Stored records
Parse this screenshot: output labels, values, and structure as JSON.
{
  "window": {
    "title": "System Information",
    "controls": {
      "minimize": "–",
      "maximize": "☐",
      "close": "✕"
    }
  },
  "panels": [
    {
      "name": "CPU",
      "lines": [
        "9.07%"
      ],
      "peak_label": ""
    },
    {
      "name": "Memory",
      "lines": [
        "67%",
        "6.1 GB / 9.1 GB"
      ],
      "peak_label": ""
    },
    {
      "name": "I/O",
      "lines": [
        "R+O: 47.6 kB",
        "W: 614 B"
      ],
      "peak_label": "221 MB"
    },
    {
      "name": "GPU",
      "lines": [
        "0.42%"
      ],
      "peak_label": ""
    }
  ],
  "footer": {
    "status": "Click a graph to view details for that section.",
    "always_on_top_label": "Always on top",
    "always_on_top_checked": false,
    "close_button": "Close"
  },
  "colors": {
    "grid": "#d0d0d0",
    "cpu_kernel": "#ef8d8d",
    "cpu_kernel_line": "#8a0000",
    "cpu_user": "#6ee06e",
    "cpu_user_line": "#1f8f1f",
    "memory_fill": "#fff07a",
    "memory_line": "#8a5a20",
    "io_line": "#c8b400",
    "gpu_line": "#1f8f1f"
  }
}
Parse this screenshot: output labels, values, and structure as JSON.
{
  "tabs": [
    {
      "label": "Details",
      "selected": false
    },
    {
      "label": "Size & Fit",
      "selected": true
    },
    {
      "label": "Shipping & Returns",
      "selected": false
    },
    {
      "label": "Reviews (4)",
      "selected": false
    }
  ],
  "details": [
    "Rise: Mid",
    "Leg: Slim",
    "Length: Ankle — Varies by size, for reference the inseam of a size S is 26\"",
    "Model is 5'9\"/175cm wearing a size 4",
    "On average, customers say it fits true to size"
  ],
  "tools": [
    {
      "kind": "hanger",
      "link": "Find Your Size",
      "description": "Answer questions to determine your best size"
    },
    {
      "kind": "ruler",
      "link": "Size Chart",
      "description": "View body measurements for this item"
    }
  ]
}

## What the task requires
Set down all of the records shown above once more, exactly.

## Finished exercise
Parse this screenshot: output labels, values, and structure as JSON.
{
  "window": {
    "title": "System Information",
    "controls": {
      "minimize": "–",
      "maximize": "☐",
      "close": "✕"
    }
  },
  "panels": [
    {
      "name": "CPU",
      "lines": [
        "9.07%"
      ],
      "peak_label": ""
    },
    {
      "name": "Memory",
      "lines": [
        "67%",
        "6.1 GB / 9.1 GB"
      ],
      "peak_label": ""
    },
    {
      "name": "I/O",
      "lines": [
        "R+O: 47.6 kB",
        "W: 614 B"
      ],
      "peak_label": "221 MB"
    },
    {
      "name": "GPU",
      "lines": [
        "0.42%"
      ],
      "peak_label": ""
    }
  ],
  "footer": {
    "status": "Click a graph to view details for that section.",
    "always_on_top_label": "Always on top",
    "always_on_top_checked": false,
    "close_button": "Close"
  },
  "colors": {
    "grid": "#d0d0d0",
    "cpu_kernel": "#ef8d8d",
    "cpu_kernel_line": "#8a0000",
    "cpu_user": "#6ee06e",
    "cpu_user_line": "#1f8f1f",
    "memory_fill": "#fff07a",
    "memory_line": "#8a5a20",
    "io_line": "#c8b400",
    "gpu_line": "#1f8f1f"
  }
}
Parse this screenshot: output labels, values, and structure as JSON.
{
  "tabs": [
    {
      "label": "Details",
      "selected": false
    },
    {
      "label": "Size & Fit",
      "selected": true
    },
    {
      "label": "Shipping & Returns",
      "selected": false
    },
    {
      "label": "Reviews (4)",
      "selected": false
    }
  ],
  "details": [
    "Rise: Mid",
    "Leg: Slim",
    "Length: Ankle — Varies by size, for reference the inseam of a size S is 26\"",
    "Model is 5'9\"/175cm wearing a size 4",
    "On average, customers say it fits true to size"
  ],
  "tools": [
    {
      "kind": "hanger",
      "link": "Find Your Size",
      "description": "Answer questions to determine your best size"
    },
    {
      "kind": "ruler",
      "link": "Size Chart",
      "description": "View body measurements for this item"
    }
  ]
}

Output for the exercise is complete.